== Stored data ==
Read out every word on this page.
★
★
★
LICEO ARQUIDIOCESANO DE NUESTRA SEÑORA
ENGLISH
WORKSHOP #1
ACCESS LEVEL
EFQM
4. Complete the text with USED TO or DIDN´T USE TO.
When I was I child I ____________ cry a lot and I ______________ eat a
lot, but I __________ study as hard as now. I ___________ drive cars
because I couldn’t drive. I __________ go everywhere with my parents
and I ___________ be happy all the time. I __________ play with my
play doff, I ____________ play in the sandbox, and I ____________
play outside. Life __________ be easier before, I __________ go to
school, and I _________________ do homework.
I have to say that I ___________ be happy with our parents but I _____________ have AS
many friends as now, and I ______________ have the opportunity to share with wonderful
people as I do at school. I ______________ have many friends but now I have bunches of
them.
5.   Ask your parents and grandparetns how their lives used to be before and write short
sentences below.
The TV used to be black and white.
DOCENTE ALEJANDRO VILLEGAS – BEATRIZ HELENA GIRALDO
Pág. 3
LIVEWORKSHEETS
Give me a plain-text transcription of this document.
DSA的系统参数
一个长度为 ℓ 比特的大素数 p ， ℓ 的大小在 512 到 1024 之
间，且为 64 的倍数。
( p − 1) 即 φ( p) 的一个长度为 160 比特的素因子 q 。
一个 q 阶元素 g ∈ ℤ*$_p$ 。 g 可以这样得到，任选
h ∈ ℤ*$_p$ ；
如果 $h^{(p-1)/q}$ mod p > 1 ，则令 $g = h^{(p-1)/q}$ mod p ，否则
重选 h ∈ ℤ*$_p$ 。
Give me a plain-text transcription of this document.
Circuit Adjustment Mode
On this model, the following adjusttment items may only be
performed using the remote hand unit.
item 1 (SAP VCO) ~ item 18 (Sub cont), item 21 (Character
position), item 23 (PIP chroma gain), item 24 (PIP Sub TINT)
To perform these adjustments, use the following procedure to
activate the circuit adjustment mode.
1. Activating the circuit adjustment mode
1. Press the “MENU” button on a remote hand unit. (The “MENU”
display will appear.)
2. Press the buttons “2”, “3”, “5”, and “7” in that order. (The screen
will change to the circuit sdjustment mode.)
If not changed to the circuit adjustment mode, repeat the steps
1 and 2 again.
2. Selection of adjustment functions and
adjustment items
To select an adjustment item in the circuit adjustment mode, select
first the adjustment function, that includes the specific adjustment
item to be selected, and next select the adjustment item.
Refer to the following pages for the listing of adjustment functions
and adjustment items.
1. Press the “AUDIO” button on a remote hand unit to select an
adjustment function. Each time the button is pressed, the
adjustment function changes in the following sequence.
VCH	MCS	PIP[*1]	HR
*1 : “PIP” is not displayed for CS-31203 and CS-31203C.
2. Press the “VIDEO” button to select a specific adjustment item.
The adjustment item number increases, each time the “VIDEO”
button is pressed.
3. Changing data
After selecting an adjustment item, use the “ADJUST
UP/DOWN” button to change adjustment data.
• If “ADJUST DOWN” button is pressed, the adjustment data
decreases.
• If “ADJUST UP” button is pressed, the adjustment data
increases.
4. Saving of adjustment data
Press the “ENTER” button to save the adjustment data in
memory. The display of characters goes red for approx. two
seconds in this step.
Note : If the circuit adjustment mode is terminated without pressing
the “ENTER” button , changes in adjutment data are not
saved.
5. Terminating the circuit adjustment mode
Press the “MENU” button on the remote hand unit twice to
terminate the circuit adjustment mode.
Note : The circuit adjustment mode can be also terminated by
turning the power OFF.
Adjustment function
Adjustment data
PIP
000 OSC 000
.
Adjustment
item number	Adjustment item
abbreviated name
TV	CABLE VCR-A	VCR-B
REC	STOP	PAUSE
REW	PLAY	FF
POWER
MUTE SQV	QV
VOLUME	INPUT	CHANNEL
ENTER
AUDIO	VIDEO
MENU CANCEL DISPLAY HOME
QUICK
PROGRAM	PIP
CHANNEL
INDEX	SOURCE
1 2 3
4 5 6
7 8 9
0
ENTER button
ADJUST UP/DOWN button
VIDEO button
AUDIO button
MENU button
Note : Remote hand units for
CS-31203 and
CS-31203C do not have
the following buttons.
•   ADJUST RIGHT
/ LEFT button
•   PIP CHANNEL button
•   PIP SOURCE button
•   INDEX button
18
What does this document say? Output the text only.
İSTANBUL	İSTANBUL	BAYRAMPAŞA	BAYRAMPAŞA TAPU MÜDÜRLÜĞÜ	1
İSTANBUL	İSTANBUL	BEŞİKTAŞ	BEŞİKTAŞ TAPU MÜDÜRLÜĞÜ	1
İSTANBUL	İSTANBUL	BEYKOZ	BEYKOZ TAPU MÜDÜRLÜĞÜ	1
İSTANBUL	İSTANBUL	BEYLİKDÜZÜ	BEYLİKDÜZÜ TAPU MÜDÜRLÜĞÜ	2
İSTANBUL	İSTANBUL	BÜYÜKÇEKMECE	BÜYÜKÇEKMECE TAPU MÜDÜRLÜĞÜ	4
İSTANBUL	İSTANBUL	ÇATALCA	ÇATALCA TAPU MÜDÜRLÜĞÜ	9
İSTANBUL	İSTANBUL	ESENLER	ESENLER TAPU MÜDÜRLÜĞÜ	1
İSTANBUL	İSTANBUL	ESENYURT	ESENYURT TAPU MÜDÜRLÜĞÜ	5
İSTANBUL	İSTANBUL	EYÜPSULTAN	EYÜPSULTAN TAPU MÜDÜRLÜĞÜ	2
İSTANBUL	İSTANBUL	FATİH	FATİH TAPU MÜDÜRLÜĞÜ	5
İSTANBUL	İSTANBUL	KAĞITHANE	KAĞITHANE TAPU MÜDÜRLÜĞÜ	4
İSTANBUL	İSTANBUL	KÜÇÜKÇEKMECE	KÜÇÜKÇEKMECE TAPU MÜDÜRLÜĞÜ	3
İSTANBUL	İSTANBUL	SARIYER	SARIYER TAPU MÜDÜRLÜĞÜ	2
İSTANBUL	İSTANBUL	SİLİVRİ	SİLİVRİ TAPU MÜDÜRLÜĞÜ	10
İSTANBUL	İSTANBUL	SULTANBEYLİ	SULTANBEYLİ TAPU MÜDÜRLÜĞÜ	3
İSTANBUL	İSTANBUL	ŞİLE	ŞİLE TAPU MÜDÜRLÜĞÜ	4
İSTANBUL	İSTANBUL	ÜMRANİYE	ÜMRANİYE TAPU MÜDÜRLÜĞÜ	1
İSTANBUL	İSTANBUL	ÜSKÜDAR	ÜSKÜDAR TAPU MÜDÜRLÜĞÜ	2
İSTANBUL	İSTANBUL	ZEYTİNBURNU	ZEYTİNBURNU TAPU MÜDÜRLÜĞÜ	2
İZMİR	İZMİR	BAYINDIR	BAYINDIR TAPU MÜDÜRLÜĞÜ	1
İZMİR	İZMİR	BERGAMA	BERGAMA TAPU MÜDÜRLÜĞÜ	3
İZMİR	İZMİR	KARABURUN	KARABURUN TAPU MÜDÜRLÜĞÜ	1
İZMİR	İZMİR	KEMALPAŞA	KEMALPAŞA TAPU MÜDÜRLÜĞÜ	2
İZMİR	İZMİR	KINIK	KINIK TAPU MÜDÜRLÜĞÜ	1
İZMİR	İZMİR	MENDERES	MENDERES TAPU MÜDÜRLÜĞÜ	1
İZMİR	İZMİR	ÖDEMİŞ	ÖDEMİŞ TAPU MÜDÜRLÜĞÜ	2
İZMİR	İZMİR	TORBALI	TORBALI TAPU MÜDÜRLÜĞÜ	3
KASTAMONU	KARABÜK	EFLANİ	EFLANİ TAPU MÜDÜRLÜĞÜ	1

== Short problem ==
Write an exact transcription of every entry above.

== Worked answer ==
Read out every word on this page.
★
★
★
LICEO ARQUIDIOCESANO DE NUESTRA SEÑORA
ENGLISH
WORKSHOP #1
ACCESS LEVEL
EFQM
4. Complete the text with USED TO or DIDN´T USE TO.
When I was I child I ____________ cry a lot and I ______________ eat a
lot, but I __________ study as hard as now. I ___________ drive cars
because I couldn’t drive. I __________ go everywhere with my parents
and I ___________ be happy all the time. I __________ play with my
play doff, I ____________ play in the sandbox, and I ____________
play outside. Life __________ be easier before, I __________ go to
school, and I _________________ do homework.
I have to say that I ___________ be happy with our parents but I _____________ have AS
many friends as now, and I ______________ have the opportunity to share with wonderful
people as I do at school. I ______________ have many friends but now I have bunches of
them.
5.   Ask your parents and grandparetns how their lives used to be before and write short
sentences below.
The TV used to be black and white.
DOCENTE ALEJANDRO VILLEGAS – BEATRIZ HELENA GIRALDO
Pág. 3
LIVEWORKSHEETS
Give me a plain-text transcription of this document.
DSA的系统参数
一个长度为 ℓ 比特的大素数 p ， ℓ 的大小在 512 到 1024 之
间，且为 64 的倍数。
( p − 1) 即 φ( p) 的一个长度为 160 比特的素因子 q 。
一个 q 阶元素 g ∈ ℤ*$_p$ 。 g 可以这样得到，任选
h ∈ ℤ*$_p$ ；
如果 $h^{(p-1)/q}$ mod p > 1 ，则令 $g = h^{(p-1)/q}$ mod p ，否则
重选 h ∈ ℤ*$_p$ 。
Give me a plain-text transcription of this document.
Circuit Adjustment Mode
On this model, the following adjusttment items may only be
performed using the remote hand unit.
item 1 (SAP VCO) ~ item 18 (Sub cont), item 21 (Character
position), item 23 (PIP chroma gain), item 24 (PIP Sub TINT)
To perform these adjustments, use the following procedure to
activate the circuit adjustment mode.
1. Activating the circuit adjustment mode
1. Press the “MENU” button on a remote hand unit. (The “MENU”
display will appear.)
2. Press the buttons “2”, “3”, “5”, and “7” in that order. (The screen
will change to the circuit sdjustment mode.)
If not changed to the circuit adjustment mode, repeat the steps
1 and 2 again.
2. Selection of adjustment functions and
adjustment items
To select an adjustment item in the circuit adjustment mode, select
first the adjustment function, that includes the specific adjustment
item to be selected, and next select the adjustment item.
Refer to the following pages for the listing of adjustment functions
and adjustment items.
1. Press the “AUDIO” button on a remote hand unit to select an
adjustment function. Each time the button is pressed, the
adjustment function changes in the following sequence.
VCH	MCS	PIP[*1]	HR
*1 : “PIP” is not displayed for CS-31203 and CS-31203C.
2. Press the “VIDEO” button to select a specific adjustment item.
The adjustment item number increases, each time the “VIDEO”
button is pressed.
3. Changing data
After selecting an adjustment item, use the “ADJUST
UP/DOWN” button to change adjustment data.
• If “ADJUST DOWN” button is pressed, the adjustment data
decreases.
• If “ADJUST UP” button is pressed, the adjustment data
increases.
4. Saving of adjustment data
Press the “ENTER” button to save the adjustment data in
memory. The display of characters goes red for approx. two
seconds in this step.
Note : If the circuit adjustment mode is terminated without pressing
the “ENTER” button , changes in adjutment data are not
saved.
5. Terminating the circuit adjustment mode
Press the “MENU” button on the remote hand unit twice to
terminate the circuit adjustment mode.
Note : The circuit adjustment mode can be also terminated by
turning the power OFF.
Adjustment function
Adjustment data
PIP
000 OSC 000
.
Adjustment
item number	Adjustment item
abbreviated name
TV	CABLE VCR-A	VCR-B
REC	STOP	PAUSE
REW	PLAY	FF
POWER
MUTE SQV	QV
VOLUME	INPUT	CHANNEL
ENTER
AUDIO	VIDEO
MENU CANCEL DISPLAY HOME
QUICK
PROGRAM	PIP
CHANNEL
INDEX	SOURCE
1 2 3
4 5 6
7 8 9
0
ENTER button
ADJUST UP/DOWN button
VIDEO button
AUDIO button
MENU button
Note : Remote hand units for
CS-31203 and
CS-31203C do not have
the following buttons.
•   ADJUST RIGHT
/ LEFT button
•   PIP CHANNEL button
•   PIP SOURCE button
•   INDEX button
18
What does this document say? Output the text only.
İSTANBUL	İSTANBUL	BAYRAMPAŞA	BAYRAMPAŞA TAPU MÜDÜRLÜĞÜ	1
İSTANBUL	İSTANBUL	BEŞİKTAŞ	BEŞİKTAŞ TAPU MÜDÜRLÜĞÜ	1
İSTANBUL	İSTANBUL	BEYKOZ	BEYKOZ TAPU MÜDÜRLÜĞÜ	1
İSTANBUL	İSTANBUL	BEYLİKDÜZÜ	BEYLİKDÜZÜ TAPU MÜDÜRLÜĞÜ	2
İSTANBUL	İSTANBUL	BÜYÜKÇEKMECE	BÜYÜKÇEKMECE TAPU MÜDÜRLÜĞÜ	4
İSTANBUL	İSTANBUL	ÇATALCA	ÇATALCA TAPU MÜDÜRLÜĞÜ	9
İSTANBUL	İSTANBUL	ESENLER	ESENLER TAPU MÜDÜRLÜĞÜ	1
İSTANBUL	İSTANBUL	ESENYURT	ESENYURT TAPU MÜDÜRLÜĞÜ	5
İSTANBUL	İSTANBUL	EYÜPSULTAN	EYÜPSULTAN TAPU MÜDÜRLÜĞÜ	2
İSTANBUL	İSTANBUL	FATİH	FATİH TAPU MÜDÜRLÜĞÜ	5
İSTANBUL	İSTANBUL	KAĞITHANE	KAĞITHANE TAPU MÜDÜRLÜĞÜ	4
İSTANBUL	İSTANBUL	KÜÇÜKÇEKMECE	KÜÇÜKÇEKMECE TAPU MÜDÜRLÜĞÜ	3
İSTANBUL	İSTANBUL	SARIYER	SARIYER TAPU MÜDÜRLÜĞÜ	2
İSTANBUL	İSTANBUL	SİLİVRİ	SİLİVRİ TAPU MÜDÜRLÜĞÜ	10
İSTANBUL	İSTANBUL	SULTANBEYLİ	SULTANBEYLİ TAPU MÜDÜRLÜĞÜ	3
İSTANBUL	İSTANBUL	ŞİLE	ŞİLE TAPU MÜDÜRLÜĞÜ	4
İSTANBUL	İSTANBUL	ÜMRANİYE	ÜMRANİYE TAPU MÜDÜRLÜĞÜ	1
İSTANBUL	İSTANBUL	ÜSKÜDAR	ÜSKÜDAR TAPU MÜDÜRLÜĞÜ	2
İSTANBUL	İSTANBUL	ZEYTİNBURNU	ZEYTİNBURNU TAPU MÜDÜRLÜĞÜ	2
İZMİR	İZMİR	BAYINDIR	BAYINDIR TAPU MÜDÜRLÜĞÜ	1
İZMİR	İZMİR	BERGAMA	BERGAMA TAPU MÜDÜRLÜĞÜ	3
İZMİR	İZMİR	KARABURUN	KARABURUN TAPU MÜDÜRLÜĞÜ	1
İZMİR	İZMİR	KEMALPAŞA	KEMALPAŞA TAPU MÜDÜRLÜĞÜ	2
İZMİR	İZMİR	KINIK	KINIK TAPU MÜDÜRLÜĞÜ	1
İZMİR	İZMİR	MENDERES	MENDERES TAPU MÜDÜRLÜĞÜ	1
İZMİR	İZMİR	ÖDEMİŞ	ÖDEMİŞ TAPU MÜDÜRLÜĞÜ	2
İZMİR	İZMİR	TORBALI	TORBALI TAPU MÜDÜRLÜĞÜ	3
KASTAMONU	KARABÜK	EFLANİ	EFLANİ TAPU MÜDÜRLÜĞÜ	1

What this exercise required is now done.